==== RECORDED INFORMATION
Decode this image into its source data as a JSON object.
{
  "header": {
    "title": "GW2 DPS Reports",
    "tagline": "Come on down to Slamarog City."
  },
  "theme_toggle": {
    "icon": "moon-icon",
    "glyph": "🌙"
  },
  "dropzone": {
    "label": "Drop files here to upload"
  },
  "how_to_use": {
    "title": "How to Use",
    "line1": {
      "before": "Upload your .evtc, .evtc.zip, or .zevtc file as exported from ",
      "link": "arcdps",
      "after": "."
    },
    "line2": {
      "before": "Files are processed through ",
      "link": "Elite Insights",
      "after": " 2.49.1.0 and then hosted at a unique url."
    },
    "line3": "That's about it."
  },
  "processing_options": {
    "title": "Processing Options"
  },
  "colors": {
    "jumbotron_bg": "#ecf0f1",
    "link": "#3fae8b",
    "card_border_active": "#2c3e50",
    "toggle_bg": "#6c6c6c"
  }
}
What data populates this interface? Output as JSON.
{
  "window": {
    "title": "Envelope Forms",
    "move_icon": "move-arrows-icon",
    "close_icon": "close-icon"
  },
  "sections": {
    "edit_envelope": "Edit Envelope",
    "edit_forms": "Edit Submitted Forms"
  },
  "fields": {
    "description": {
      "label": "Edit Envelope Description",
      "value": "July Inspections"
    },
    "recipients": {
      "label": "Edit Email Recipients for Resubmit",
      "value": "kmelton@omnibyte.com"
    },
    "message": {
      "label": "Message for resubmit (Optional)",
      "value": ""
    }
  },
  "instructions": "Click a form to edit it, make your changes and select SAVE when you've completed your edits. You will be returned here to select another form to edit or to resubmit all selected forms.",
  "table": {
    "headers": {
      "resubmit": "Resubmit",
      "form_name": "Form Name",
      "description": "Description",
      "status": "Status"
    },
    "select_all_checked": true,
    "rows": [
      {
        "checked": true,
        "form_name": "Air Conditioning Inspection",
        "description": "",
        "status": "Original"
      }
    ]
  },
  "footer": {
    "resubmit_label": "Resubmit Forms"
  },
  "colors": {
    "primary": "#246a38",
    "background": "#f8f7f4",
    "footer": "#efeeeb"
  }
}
========
- [EXERCISE DESCRIPTION]: Above are some records; repeat all of them exactly.

- [SOLVED EXERCISE]:
Decode this image into its source data as a JSON object.
{
  "header": {
    "title": "GW2 DPS Reports",
    "tagline": "Come on down to Slamarog City."
  },
  "theme_toggle": {
    "icon": "moon-icon",
    "glyph": "🌙"
  },
  "dropzone": {
    "label": "Drop files here to upload"
  },
  "how_to_use": {
    "title": "How to Use",
    "line1": {
      "before": "Upload your .evtc, .evtc.zip, or .zevtc file as exported from ",
      "link": "arcdps",
      "after": "."
    },
    "line2": {
      "before": "Files are processed through ",
      "link": "Elite Insights",
      "after": " 2.49.1.0 and then hosted at a unique url."
    },
    "line3": "That's about it."
  },
  "processing_options": {
    "title": "Processing Options"
  },
  "colors": {
    "jumbotron_bg": "#ecf0f1",
    "link": "#3fae8b",
    "card_border_active": "#2c3e50",
    "toggle_bg": "#6c6c6c"
  }
}
What data populates this interface? Output as JSON.
{
  "window": {
    "title": "Envelope Forms",
    "move_icon": "move-arrows-icon",
    "close_icon": "close-icon"
  },
  "sections": {
    "edit_envelope": "Edit Envelope",
    "edit_forms": "Edit Submitted Forms"
  },
  "fields": {
    "description": {
      "label": "Edit Envelope Description",
      "value": "July Inspections"
    },
    "recipients": {
      "label": "Edit Email Recipients for Resubmit",
      "value": "kmelton@omnibyte.com"
    },
    "message": {
      "label": "Message for resubmit (Optional)",
      "value": ""
    }
  },
  "instructions": "Click a form to edit it, make your changes and select SAVE when you've completed your edits. You will be returned here to select another form to edit or to resubmit all selected forms.",
  "table": {
    "headers": {
      "resubmit": "Resubmit",
      "form_name": "Form Name",
      "description": "Description",
      "status": "Status"
    },
    "select_all_checked": true,
    "rows": [
      {
        "checked": true,
        "form_name": "Air Conditioning Inspection",
        "description": "",
        "status": "Original"
      }
    ]
  },
  "footer": {
    "resubmit_label": "Resubmit Forms"
  },
  "colors": {
    "primary": "#246a38",
    "background": "#f8f7f4",
    "footer": "#efeeeb"
  }
}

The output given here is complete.